[Directions]
Repeat the material below exactly, with no pictures.

[Extracted information]
+++

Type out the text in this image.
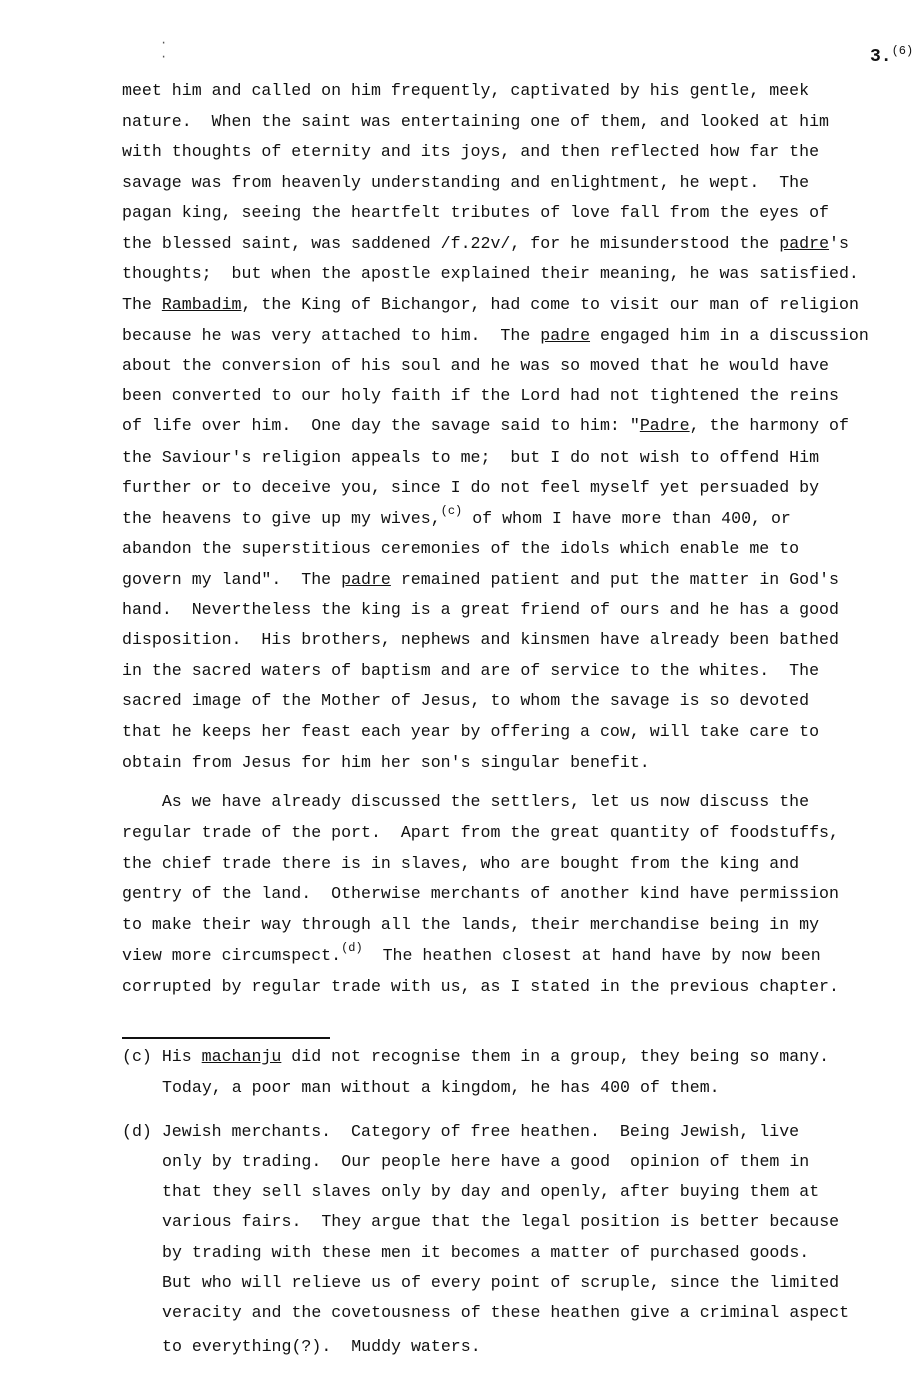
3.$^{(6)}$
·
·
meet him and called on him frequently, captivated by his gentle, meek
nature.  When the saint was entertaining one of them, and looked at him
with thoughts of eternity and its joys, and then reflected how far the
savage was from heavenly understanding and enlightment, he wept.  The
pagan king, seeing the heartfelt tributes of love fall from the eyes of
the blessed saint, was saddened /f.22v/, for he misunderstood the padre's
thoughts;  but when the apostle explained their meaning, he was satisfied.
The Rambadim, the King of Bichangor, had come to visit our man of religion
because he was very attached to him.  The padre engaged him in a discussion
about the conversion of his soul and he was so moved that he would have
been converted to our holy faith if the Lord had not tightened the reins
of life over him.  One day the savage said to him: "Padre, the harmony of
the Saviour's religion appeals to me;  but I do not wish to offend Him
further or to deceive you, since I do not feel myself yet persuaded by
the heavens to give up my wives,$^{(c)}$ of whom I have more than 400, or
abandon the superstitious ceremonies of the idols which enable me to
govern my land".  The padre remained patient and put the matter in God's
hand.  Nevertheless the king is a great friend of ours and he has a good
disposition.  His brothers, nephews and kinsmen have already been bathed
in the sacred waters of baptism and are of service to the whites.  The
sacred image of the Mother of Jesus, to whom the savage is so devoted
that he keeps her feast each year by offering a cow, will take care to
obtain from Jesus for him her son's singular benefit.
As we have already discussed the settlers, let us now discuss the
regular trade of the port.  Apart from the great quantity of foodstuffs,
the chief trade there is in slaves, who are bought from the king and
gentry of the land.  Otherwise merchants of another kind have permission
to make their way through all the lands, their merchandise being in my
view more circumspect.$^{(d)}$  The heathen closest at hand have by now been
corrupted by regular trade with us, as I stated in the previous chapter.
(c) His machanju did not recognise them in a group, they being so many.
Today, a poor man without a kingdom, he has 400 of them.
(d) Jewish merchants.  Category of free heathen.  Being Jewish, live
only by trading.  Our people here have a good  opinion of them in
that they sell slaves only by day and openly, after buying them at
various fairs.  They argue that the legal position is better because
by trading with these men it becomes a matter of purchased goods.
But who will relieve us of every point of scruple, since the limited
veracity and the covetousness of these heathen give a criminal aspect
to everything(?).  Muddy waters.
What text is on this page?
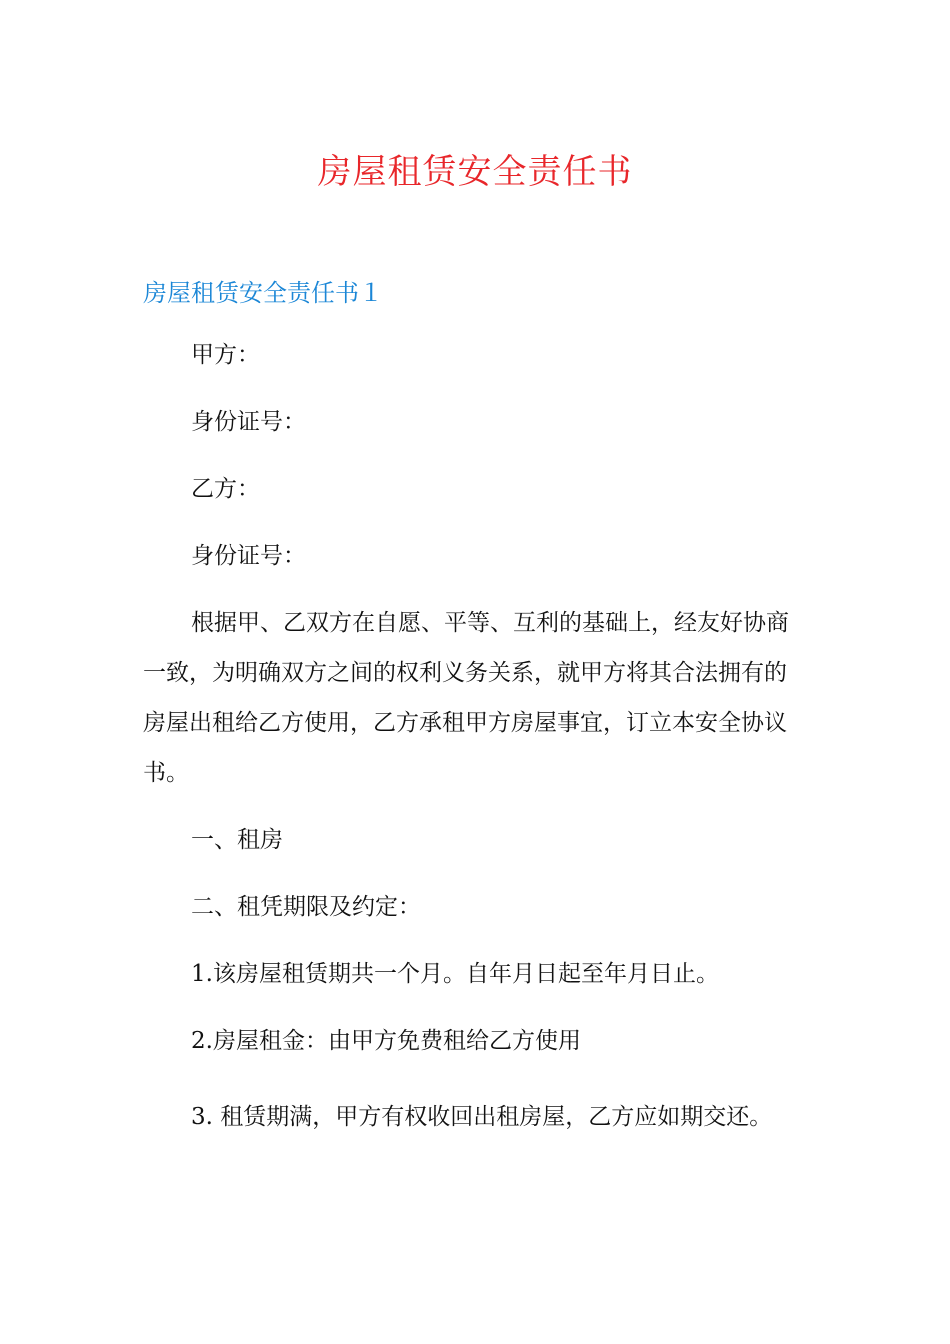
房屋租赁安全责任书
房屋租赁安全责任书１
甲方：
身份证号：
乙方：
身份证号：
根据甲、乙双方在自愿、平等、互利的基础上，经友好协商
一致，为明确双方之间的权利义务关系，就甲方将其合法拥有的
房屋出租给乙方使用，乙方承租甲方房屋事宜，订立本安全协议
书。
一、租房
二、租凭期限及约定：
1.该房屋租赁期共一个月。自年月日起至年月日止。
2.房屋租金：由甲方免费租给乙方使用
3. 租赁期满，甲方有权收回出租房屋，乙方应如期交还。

+++

[Exercise solution]
Type out the text in this image.
3.$^{(6)}$
·
·
meet him and called on him frequently, captivated by his gentle, meek
nature.  When the saint was entertaining one of them, and looked at him
with thoughts of eternity and its joys, and then reflected how far the
savage was from heavenly understanding and enlightment, he wept.  The
pagan king, seeing the heartfelt tributes of love fall from the eyes of
the blessed saint, was saddened /f.22v/, for he misunderstood the padre's
thoughts;  but when the apostle explained their meaning, he was satisfied.
The Rambadim, the King of Bichangor, had come to visit our man of religion
because he was very attached to him.  The padre engaged him in a discussion
about the conversion of his soul and he was so moved that he would have
been converted to our holy faith if the Lord had not tightened the reins
of life over him.  One day the savage said to him: "Padre, the harmony of
the Saviour's religion appeals to me;  but I do not wish to offend Him
further or to deceive you, since I do not feel myself yet persuaded by
the heavens to give up my wives,$^{(c)}$ of whom I have more than 400, or
abandon the superstitious ceremonies of the idols which enable me to
govern my land".  The padre remained patient and put the matter in God's
hand.  Nevertheless the king is a great friend of ours and he has a good
disposition.  His brothers, nephews and kinsmen have already been bathed
in the sacred waters of baptism and are of service to the whites.  The
sacred image of the Mother of Jesus, to whom the savage is so devoted
that he keeps her feast each year by offering a cow, will take care to
obtain from Jesus for him her son's singular benefit.
As we have already discussed the settlers, let us now discuss the
regular trade of the port.  Apart from the great quantity of foodstuffs,
the chief trade there is in slaves, who are bought from the king and
gentry of the land.  Otherwise merchants of another kind have permission
to make their way through all the lands, their merchandise being in my
view more circumspect.$^{(d)}$  The heathen closest at hand have by now been
corrupted by regular trade with us, as I stated in the previous chapter.
(c) His machanju did not recognise them in a group, they being so many.
Today, a poor man without a kingdom, he has 400 of them.
(d) Jewish merchants.  Category of free heathen.  Being Jewish, live
only by trading.  Our people here have a good  opinion of them in
that they sell slaves only by day and openly, after buying them at
various fairs.  They argue that the legal position is better because
by trading with these men it becomes a matter of purchased goods.
But who will relieve us of every point of scruple, since the limited
veracity and the covetousness of these heathen give a criminal aspect
to everything(?).  Muddy waters.
What text is on this page?
房屋租赁安全责任书
房屋租赁安全责任书１
甲方：
身份证号：
乙方：
身份证号：
根据甲、乙双方在自愿、平等、互利的基础上，经友好协商
一致，为明确双方之间的权利义务关系，就甲方将其合法拥有的
房屋出租给乙方使用，乙方承租甲方房屋事宜，订立本安全协议
书。
一、租房
二、租凭期限及约定：
1.该房屋租赁期共一个月。自年月日起至年月日止。
2.房屋租金：由甲方免费租给乙方使用
3. 租赁期满，甲方有权收回出租房屋，乙方应如期交还。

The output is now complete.